___ Record excerpts ___
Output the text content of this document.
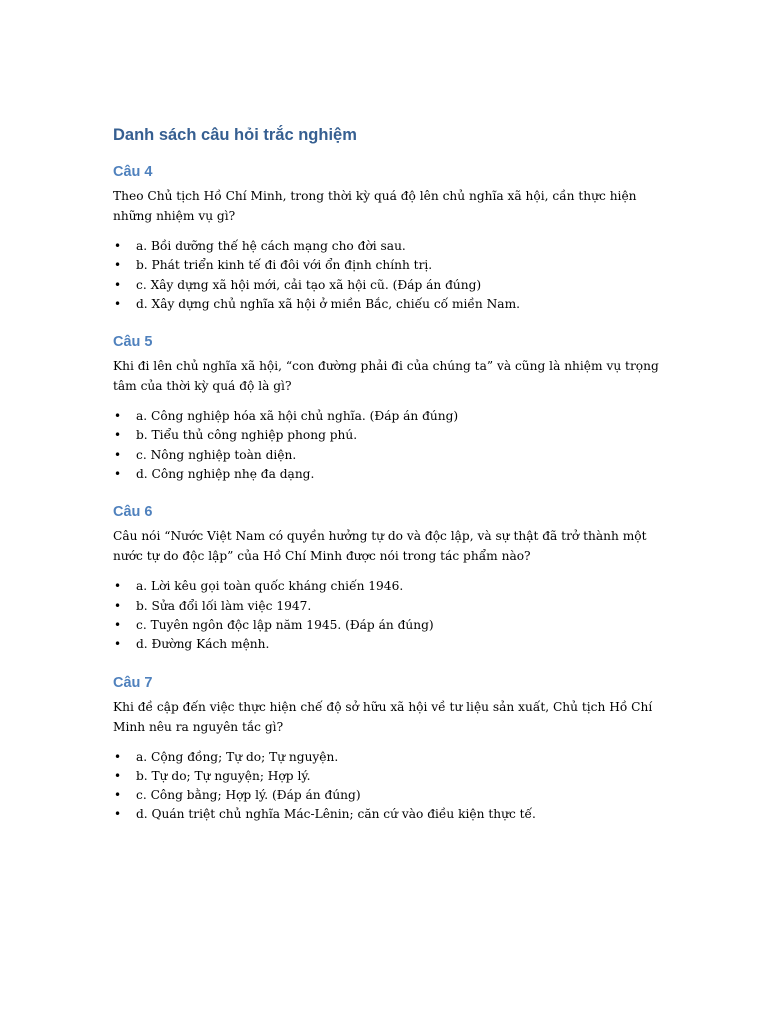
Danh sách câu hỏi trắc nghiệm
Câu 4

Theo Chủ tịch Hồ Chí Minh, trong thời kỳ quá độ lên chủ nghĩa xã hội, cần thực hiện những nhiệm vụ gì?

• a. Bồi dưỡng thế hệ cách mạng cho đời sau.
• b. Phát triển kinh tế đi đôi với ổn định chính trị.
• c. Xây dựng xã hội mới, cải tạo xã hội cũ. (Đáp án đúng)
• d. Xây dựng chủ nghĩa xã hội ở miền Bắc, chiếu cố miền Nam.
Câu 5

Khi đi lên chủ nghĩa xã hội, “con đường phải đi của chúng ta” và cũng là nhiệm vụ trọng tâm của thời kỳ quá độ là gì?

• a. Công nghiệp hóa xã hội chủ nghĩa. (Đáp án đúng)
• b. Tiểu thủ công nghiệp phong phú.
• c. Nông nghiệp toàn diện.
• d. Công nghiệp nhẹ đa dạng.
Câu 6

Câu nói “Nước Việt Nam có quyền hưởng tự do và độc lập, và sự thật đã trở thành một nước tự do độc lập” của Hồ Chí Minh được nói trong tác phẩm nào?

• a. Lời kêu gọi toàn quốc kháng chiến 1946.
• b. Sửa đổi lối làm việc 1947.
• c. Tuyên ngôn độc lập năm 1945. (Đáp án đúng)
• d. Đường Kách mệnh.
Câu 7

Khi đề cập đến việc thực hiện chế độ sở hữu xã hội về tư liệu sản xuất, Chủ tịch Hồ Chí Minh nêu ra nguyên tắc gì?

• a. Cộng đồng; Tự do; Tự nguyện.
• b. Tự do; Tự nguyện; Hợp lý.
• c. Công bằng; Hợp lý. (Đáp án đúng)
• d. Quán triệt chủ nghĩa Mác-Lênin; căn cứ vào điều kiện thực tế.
___
___ Record excerpts ___
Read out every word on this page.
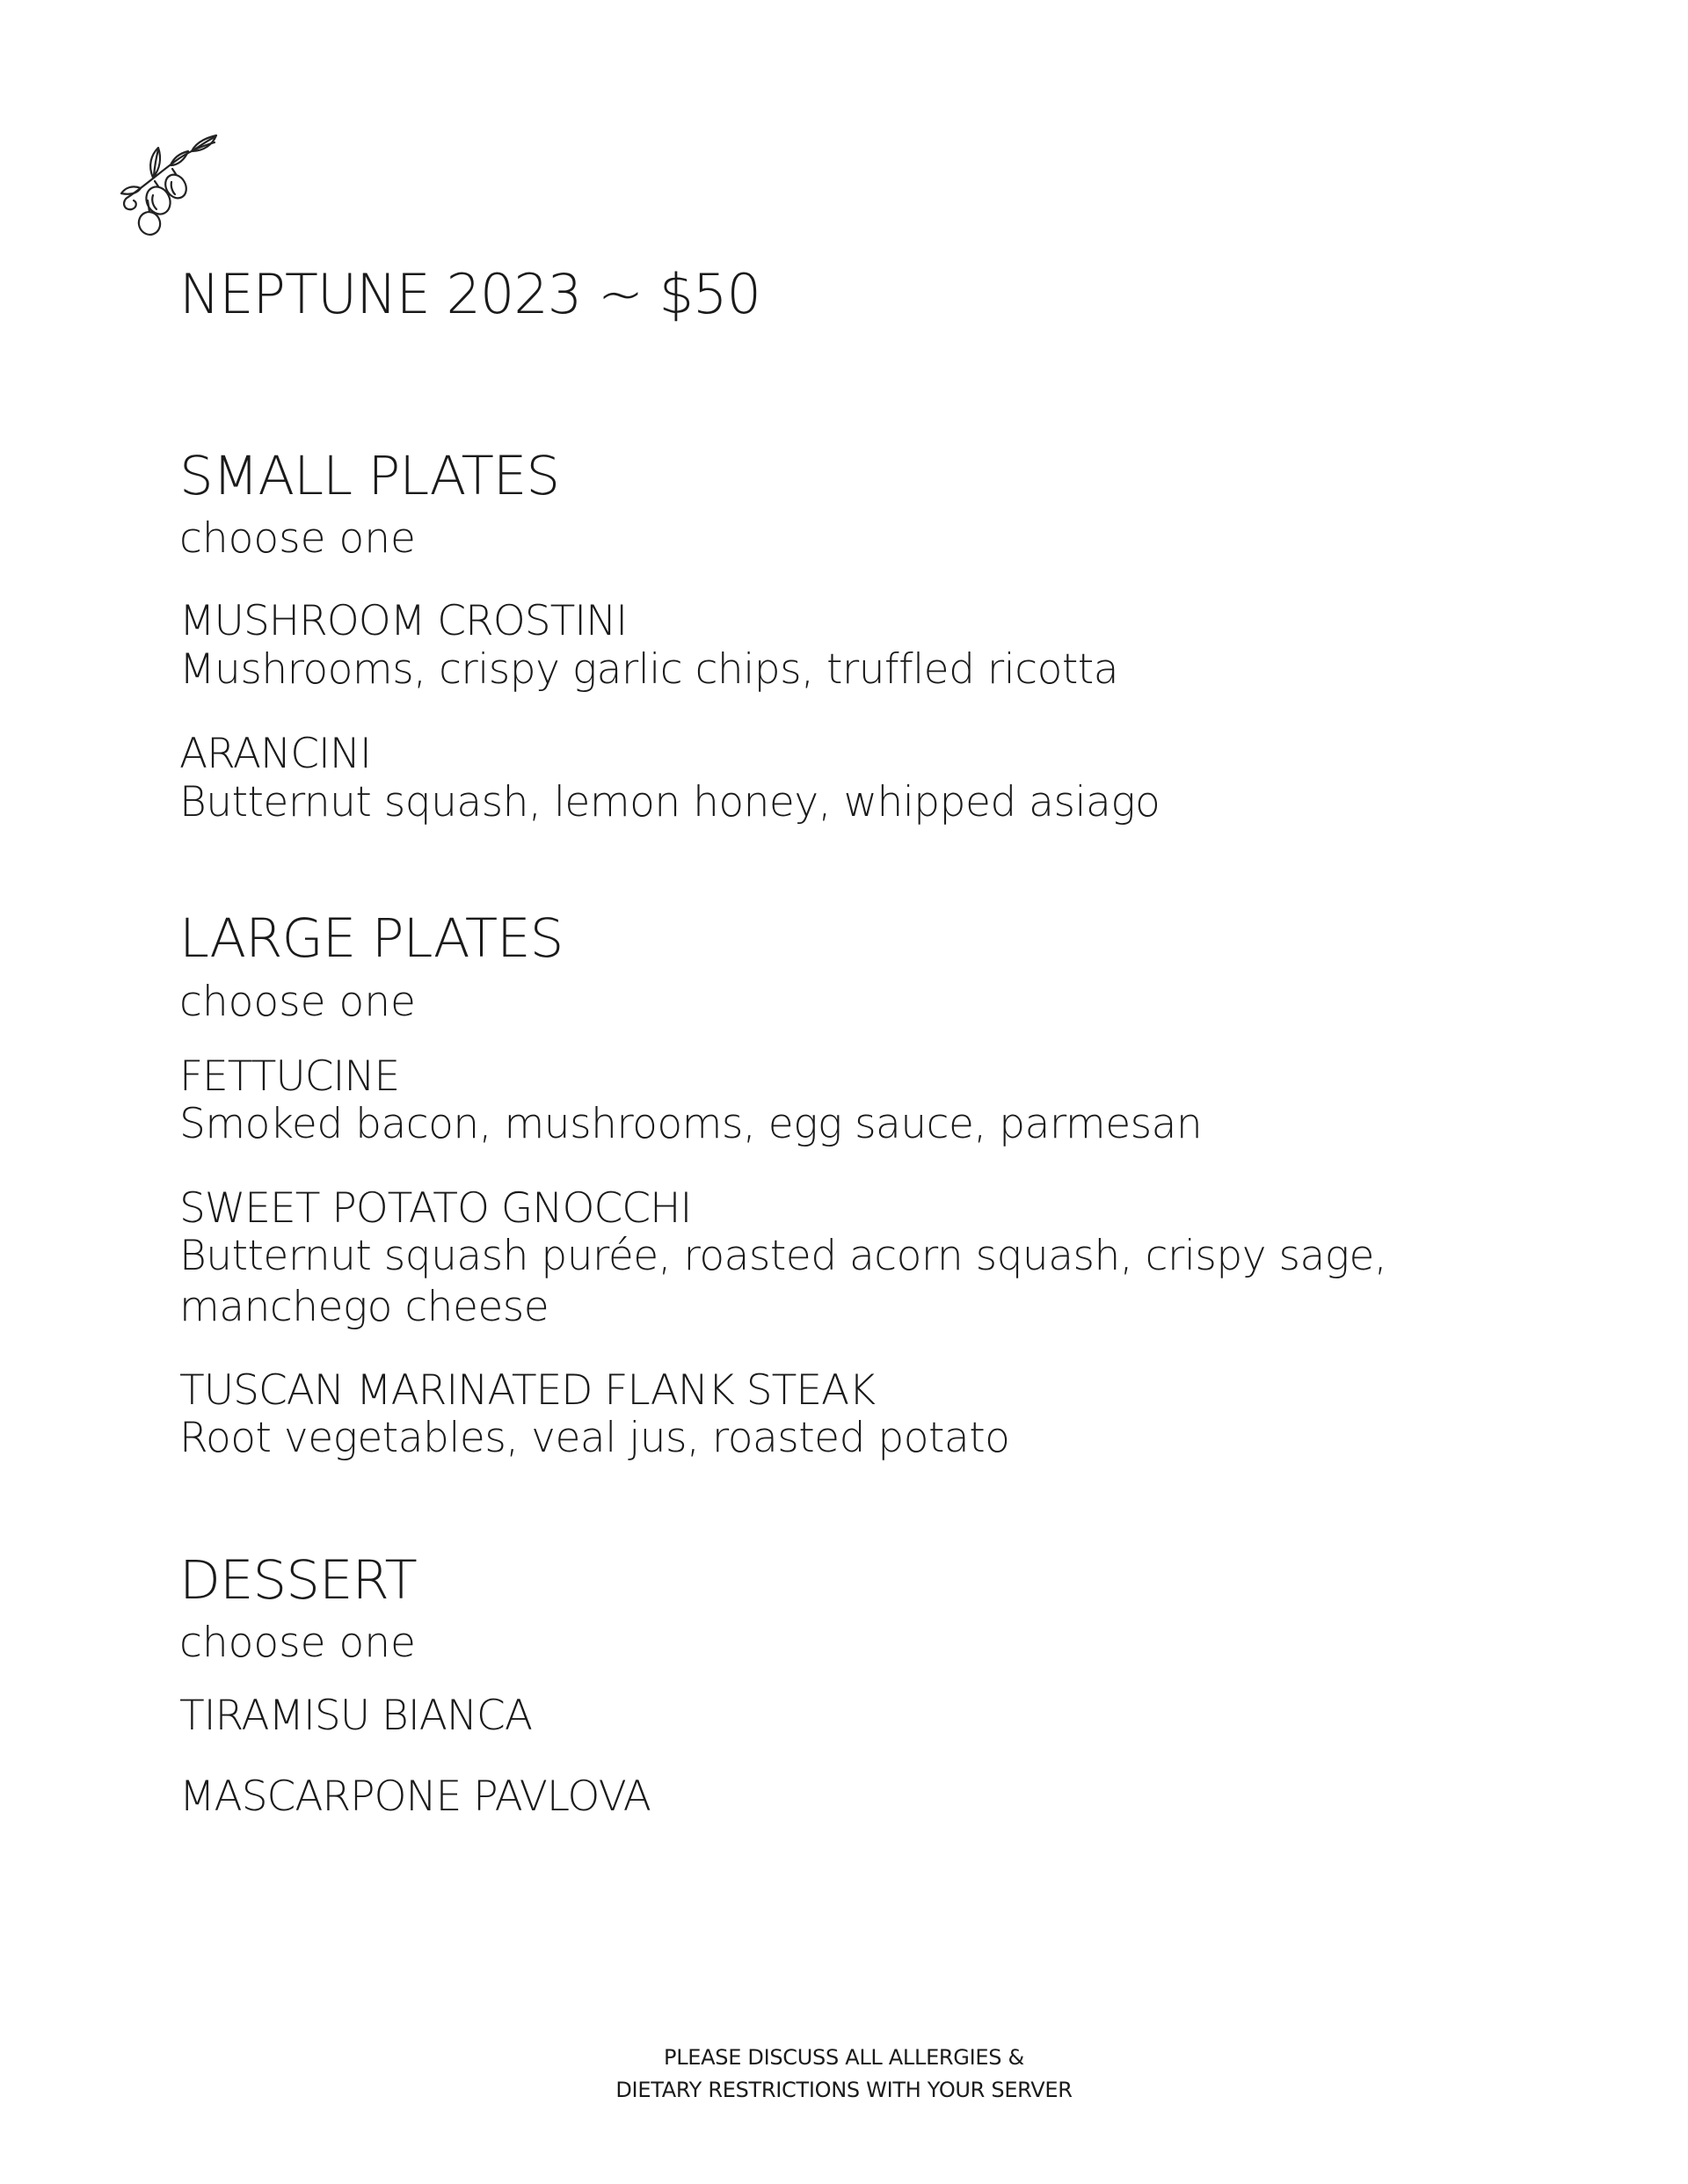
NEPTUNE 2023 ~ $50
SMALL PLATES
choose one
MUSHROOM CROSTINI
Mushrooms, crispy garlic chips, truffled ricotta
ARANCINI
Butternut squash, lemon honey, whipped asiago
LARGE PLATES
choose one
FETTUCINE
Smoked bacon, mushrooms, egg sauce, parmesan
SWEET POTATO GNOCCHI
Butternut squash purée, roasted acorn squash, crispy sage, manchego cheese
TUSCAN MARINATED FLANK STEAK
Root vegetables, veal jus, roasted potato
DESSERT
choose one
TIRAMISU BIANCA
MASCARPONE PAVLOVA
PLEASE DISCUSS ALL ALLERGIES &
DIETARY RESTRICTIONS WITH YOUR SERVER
___
■ Work to complete
Copy each line from the data above that includes "Minh".

■ Task solution
Theo Chủ tịch Hồ Chí Minh, trong thời kỳ quá độ lên chủ nghĩa xã hội, cần thực hiện những nhiệm vụ gì?
Câu nói “Nước Việt Nam có quyền hưởng tự do và độc lập, và sự thật đã trở thành một nước tự do độc lập” của Hồ Chí Minh được nói trong tác phẩm nào?
Khi đề cập đến việc thực hiện chế độ sở hữu xã hội về tư liệu sản xuất, Chủ tịch Hồ Chí Minh nêu ra nguyên tắc gì?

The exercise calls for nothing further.